[START]
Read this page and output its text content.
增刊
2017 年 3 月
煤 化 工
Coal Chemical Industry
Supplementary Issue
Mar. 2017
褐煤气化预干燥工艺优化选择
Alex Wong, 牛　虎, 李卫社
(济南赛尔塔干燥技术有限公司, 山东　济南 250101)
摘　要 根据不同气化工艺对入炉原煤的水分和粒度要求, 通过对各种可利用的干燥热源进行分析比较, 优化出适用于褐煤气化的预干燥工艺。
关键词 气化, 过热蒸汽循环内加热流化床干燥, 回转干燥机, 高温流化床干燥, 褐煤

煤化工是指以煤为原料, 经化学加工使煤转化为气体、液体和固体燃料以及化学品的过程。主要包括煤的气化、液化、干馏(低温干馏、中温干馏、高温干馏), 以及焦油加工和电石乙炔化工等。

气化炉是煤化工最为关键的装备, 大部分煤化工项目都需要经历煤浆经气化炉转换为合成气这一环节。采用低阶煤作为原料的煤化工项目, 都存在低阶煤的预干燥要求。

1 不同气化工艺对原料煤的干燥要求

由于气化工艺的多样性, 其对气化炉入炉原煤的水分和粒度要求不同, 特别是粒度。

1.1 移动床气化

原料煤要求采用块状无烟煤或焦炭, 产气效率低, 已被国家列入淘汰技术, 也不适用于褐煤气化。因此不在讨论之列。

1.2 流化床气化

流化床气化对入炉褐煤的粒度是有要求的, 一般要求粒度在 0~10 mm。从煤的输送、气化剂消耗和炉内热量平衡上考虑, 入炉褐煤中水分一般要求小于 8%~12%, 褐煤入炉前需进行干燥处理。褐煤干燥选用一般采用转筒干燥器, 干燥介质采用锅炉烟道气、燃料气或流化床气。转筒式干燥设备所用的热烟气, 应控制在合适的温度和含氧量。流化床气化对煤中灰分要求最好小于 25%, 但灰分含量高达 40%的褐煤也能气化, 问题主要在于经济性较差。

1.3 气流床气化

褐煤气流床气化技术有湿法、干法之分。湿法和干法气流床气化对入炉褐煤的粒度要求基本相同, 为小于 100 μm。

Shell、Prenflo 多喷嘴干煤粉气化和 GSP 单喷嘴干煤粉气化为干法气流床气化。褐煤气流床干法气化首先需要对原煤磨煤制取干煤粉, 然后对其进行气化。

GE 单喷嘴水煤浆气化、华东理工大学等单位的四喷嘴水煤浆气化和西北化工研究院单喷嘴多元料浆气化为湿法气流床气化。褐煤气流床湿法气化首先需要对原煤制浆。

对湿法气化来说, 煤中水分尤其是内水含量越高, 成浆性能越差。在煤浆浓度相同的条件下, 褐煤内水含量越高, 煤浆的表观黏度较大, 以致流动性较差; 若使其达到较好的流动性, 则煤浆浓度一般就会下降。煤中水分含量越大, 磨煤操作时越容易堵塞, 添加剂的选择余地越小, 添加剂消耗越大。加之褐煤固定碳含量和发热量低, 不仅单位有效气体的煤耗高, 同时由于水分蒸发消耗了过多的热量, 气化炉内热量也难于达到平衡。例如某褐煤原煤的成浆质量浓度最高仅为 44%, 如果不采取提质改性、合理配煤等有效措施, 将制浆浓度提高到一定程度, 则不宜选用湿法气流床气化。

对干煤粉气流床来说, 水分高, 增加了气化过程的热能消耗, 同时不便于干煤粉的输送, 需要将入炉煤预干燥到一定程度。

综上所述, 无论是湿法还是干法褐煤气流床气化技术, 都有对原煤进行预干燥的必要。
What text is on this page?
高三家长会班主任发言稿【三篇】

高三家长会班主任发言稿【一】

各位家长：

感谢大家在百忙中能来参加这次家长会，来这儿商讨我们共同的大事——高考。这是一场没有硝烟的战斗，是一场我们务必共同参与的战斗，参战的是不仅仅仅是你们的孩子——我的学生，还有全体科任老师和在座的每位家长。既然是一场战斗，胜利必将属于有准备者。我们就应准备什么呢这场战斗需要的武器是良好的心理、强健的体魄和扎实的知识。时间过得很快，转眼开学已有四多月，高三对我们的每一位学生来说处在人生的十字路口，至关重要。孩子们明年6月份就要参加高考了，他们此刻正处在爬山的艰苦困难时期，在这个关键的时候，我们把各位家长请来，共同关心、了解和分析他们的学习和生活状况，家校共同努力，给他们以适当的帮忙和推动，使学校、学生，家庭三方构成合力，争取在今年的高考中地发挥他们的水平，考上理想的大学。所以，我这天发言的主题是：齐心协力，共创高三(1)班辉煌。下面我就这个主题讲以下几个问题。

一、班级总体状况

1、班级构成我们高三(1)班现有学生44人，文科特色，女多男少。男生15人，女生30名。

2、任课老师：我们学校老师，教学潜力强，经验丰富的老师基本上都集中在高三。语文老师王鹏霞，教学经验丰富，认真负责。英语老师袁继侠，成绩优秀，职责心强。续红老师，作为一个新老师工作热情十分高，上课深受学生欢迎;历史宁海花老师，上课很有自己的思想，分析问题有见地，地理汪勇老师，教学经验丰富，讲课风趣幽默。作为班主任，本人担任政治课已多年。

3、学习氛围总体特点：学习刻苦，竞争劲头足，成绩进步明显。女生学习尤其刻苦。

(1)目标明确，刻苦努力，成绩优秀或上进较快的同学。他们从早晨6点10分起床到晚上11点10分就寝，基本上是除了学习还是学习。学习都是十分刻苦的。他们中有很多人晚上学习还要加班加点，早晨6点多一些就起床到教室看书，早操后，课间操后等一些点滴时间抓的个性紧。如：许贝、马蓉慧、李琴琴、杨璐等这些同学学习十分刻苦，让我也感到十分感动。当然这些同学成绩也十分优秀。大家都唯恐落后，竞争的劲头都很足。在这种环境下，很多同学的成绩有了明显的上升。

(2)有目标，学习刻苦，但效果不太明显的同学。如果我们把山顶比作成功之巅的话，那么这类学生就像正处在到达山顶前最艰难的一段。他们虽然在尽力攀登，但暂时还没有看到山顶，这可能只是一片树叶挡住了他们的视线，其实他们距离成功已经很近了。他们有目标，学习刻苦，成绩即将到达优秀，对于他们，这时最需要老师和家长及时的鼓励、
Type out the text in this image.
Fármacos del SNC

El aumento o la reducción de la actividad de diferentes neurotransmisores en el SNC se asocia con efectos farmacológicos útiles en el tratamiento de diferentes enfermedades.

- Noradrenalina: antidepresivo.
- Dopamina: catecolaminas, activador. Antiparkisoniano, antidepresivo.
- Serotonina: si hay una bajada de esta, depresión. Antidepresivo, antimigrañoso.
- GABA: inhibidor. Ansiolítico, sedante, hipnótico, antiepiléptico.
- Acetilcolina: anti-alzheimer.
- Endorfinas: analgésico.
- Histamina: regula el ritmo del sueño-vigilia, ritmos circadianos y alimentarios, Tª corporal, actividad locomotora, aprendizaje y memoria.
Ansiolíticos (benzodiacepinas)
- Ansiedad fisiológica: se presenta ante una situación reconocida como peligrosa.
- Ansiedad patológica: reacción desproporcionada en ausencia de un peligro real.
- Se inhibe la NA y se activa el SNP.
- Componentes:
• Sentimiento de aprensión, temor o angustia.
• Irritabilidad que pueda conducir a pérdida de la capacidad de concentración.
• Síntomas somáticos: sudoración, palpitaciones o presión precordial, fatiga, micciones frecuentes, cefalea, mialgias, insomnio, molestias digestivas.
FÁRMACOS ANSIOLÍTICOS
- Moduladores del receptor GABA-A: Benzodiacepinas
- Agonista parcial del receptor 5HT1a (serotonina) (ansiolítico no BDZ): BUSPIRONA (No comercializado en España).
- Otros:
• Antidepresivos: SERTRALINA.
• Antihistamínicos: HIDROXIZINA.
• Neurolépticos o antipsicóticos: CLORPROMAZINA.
[END]
[START]
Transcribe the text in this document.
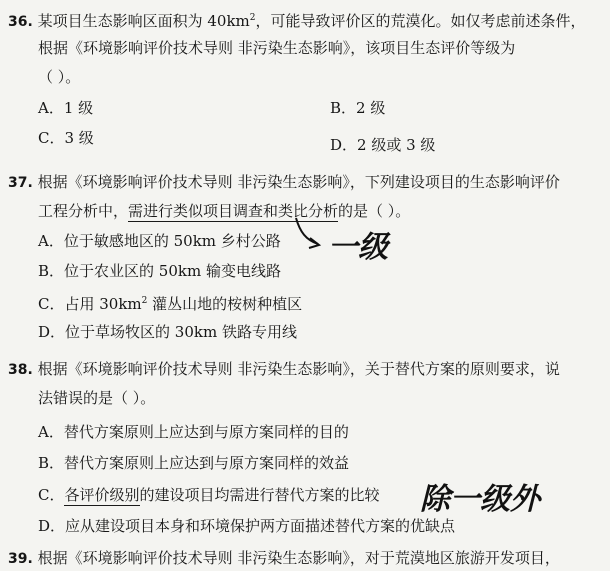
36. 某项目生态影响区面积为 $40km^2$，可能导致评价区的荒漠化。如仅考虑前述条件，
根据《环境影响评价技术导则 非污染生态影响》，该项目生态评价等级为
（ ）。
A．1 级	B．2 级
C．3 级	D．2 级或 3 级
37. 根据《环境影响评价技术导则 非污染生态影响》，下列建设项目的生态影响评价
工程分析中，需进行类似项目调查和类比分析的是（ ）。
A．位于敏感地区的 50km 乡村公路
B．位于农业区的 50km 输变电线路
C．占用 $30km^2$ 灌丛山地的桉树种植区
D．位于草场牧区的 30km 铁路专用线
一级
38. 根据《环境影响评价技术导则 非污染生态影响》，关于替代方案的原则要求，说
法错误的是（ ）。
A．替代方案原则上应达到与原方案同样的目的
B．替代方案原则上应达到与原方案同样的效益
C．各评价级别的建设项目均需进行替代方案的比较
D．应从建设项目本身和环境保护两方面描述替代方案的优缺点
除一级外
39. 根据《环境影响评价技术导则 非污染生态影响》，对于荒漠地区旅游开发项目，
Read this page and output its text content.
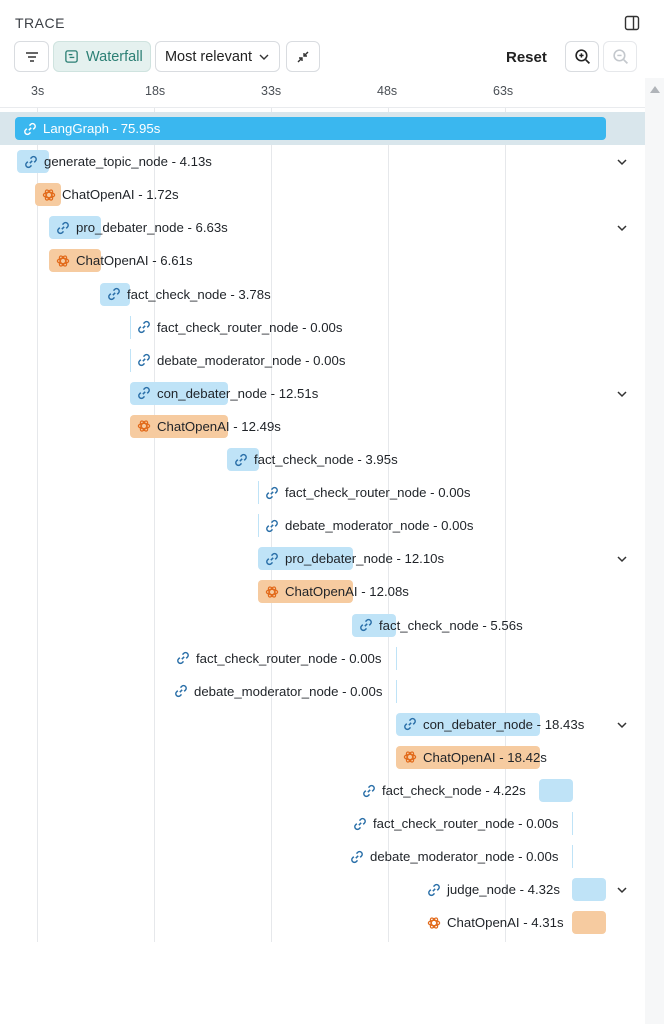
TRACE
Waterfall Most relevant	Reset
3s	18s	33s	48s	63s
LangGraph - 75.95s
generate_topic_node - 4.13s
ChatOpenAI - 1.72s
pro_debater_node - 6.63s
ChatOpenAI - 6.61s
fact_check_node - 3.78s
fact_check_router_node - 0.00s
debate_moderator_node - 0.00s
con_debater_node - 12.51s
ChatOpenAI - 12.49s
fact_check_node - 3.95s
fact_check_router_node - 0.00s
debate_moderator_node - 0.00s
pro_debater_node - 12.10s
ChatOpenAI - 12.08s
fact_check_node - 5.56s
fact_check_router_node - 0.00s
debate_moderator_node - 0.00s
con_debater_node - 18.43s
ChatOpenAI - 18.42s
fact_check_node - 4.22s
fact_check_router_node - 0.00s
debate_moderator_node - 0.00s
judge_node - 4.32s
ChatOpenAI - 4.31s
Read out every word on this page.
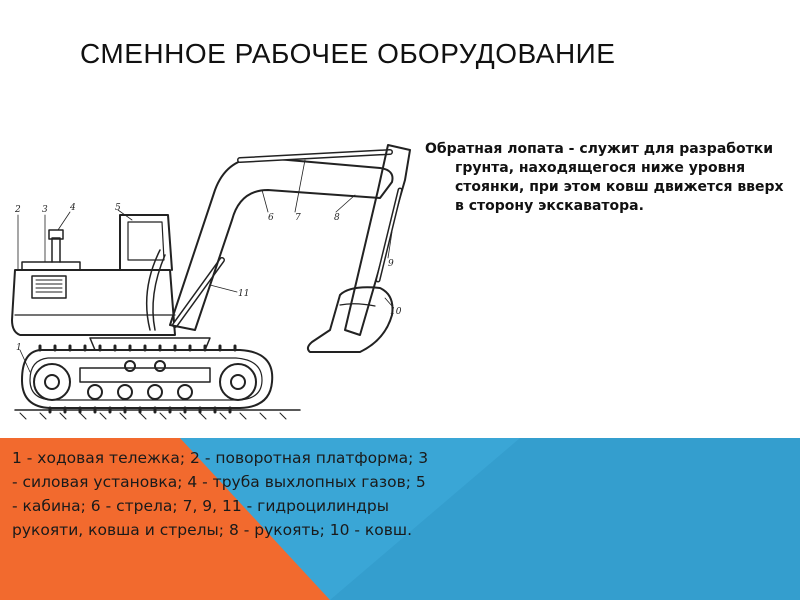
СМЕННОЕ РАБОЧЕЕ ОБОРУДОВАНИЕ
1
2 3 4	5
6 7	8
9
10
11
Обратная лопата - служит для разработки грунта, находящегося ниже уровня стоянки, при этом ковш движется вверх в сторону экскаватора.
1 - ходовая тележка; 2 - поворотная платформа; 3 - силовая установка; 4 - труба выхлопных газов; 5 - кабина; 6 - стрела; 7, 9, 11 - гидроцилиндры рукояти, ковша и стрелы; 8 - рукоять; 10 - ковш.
[END]
◆ **GIVEN PROBLEM**
Extract each line holding the string "GABA".

◆ **FINAL RESULT**
- GABA: inhibidor. Ansiolítico, sedante, hipnótico, antiepiléptico.
- Moduladores del receptor GABA-A: Benzodiacepinas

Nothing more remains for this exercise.